(Stored data)
────────────────────

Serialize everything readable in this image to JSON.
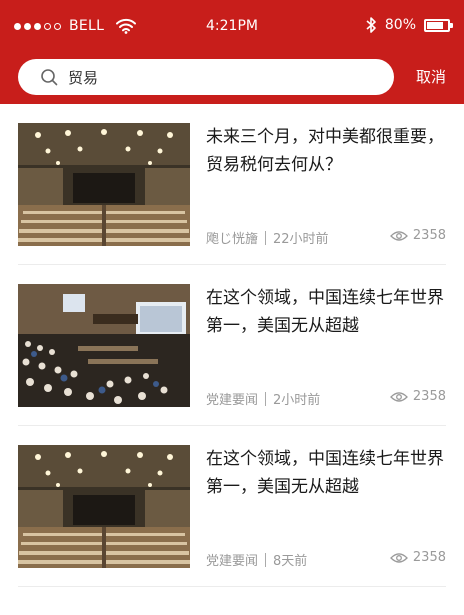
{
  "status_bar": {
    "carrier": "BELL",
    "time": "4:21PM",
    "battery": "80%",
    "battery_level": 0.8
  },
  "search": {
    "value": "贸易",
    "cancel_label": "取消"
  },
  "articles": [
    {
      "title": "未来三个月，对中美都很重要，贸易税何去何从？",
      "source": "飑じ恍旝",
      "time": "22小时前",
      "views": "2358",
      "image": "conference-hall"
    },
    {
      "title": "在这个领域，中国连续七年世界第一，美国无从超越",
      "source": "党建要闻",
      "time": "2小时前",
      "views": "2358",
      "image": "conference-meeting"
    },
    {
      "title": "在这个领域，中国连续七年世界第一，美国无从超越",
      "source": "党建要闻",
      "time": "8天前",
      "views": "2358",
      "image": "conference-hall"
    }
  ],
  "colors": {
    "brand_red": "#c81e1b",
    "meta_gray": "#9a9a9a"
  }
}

────────────────────

## OBJECTIVE
From the material above, copy everything exactly but the pictures.

## FINISHED ANSWER
Serialize everything readable in this image to JSON.
{
  "status_bar": {
    "carrier": "BELL",
    "time": "4:21PM",
    "battery": "80%",
    "battery_level": 0.8
  },
  "search": {
    "value": "贸易",
    "cancel_label": "取消"
  },
  "articles": [
    {
      "title": "未来三个月，对中美都很重要，贸易税何去何从？",
      "source": "飑じ恍旝",
      "time": "22小时前",
      "views": "2358",
      "image": "conference-hall"
    },
    {
      "title": "在这个领域，中国连续七年世界第一，美国无从超越",
      "source": "党建要闻",
      "time": "2小时前",
      "views": "2358",
      "image": "conference-meeting"
    },
    {
      "title": "在这个领域，中国连续七年世界第一，美国无从超越",
      "source": "党建要闻",
      "time": "8天前",
      "views": "2358",
      "image": "conference-hall"
    }
  ],
  "colors": {
    "brand_red": "#c81e1b",
    "meta_gray": "#9a9a9a"
  }
}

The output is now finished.